Figure data in JSON
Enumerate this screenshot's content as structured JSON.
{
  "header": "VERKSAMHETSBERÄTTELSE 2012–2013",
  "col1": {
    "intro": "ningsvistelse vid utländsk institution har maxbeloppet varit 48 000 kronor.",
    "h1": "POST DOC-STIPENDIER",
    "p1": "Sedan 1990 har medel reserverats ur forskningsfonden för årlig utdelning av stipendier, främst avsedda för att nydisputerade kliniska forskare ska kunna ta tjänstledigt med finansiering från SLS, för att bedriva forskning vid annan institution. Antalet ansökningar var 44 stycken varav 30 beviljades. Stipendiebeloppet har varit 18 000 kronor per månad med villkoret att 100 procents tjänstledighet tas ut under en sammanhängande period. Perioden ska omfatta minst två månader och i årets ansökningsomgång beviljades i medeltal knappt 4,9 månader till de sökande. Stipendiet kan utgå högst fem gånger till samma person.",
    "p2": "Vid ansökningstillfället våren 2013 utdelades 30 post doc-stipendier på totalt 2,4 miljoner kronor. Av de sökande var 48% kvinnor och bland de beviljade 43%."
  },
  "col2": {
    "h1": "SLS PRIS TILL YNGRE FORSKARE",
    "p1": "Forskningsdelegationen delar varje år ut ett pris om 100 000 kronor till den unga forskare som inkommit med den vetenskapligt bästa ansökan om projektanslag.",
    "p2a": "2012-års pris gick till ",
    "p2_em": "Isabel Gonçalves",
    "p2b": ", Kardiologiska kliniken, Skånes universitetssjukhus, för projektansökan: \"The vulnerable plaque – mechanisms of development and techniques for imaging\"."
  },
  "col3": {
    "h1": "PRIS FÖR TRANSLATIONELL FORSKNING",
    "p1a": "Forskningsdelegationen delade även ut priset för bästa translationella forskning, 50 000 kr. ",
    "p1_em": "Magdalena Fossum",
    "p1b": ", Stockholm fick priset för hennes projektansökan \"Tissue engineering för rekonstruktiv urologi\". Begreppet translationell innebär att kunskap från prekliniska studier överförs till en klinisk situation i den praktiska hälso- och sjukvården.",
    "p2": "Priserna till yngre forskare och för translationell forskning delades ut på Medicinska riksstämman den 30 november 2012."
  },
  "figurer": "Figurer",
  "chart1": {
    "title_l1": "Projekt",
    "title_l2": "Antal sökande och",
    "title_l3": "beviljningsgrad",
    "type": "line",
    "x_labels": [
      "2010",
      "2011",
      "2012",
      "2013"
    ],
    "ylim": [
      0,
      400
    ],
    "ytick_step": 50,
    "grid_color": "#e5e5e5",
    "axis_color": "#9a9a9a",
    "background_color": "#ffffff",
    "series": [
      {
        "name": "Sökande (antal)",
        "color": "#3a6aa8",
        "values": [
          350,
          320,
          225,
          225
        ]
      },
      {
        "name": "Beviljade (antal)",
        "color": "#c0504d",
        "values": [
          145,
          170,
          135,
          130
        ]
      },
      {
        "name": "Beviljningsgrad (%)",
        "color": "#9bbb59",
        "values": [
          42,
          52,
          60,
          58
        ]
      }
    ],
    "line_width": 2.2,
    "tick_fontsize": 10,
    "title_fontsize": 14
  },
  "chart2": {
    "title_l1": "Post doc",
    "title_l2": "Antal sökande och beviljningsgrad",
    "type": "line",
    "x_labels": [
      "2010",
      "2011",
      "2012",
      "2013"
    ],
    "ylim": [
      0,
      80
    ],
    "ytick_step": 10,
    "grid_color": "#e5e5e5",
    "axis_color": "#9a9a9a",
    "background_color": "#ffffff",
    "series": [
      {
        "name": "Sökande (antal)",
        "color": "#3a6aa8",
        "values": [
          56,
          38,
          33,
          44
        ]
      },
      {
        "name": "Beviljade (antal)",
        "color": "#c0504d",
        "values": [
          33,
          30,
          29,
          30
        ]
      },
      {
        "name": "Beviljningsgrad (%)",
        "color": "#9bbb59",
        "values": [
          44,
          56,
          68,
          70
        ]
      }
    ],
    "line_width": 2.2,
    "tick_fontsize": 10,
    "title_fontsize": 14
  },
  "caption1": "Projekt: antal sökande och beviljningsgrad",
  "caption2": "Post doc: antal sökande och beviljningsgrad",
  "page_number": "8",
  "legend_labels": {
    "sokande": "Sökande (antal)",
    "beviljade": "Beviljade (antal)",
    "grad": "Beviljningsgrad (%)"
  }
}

AIM OF THE TASK:
Identify and list each line with the word "bästa".

ANSWER:
    "p1": "Forskningsdelegationen delar varje år ut ett pris om 100 000 kronor till den unga forskare som inkommit med den vetenskapligt bästa ansökan om projektanslag.",
    "p1a": "Forskningsdelegationen delade även ut priset för bästa translationella forskning, 50 000 kr. ",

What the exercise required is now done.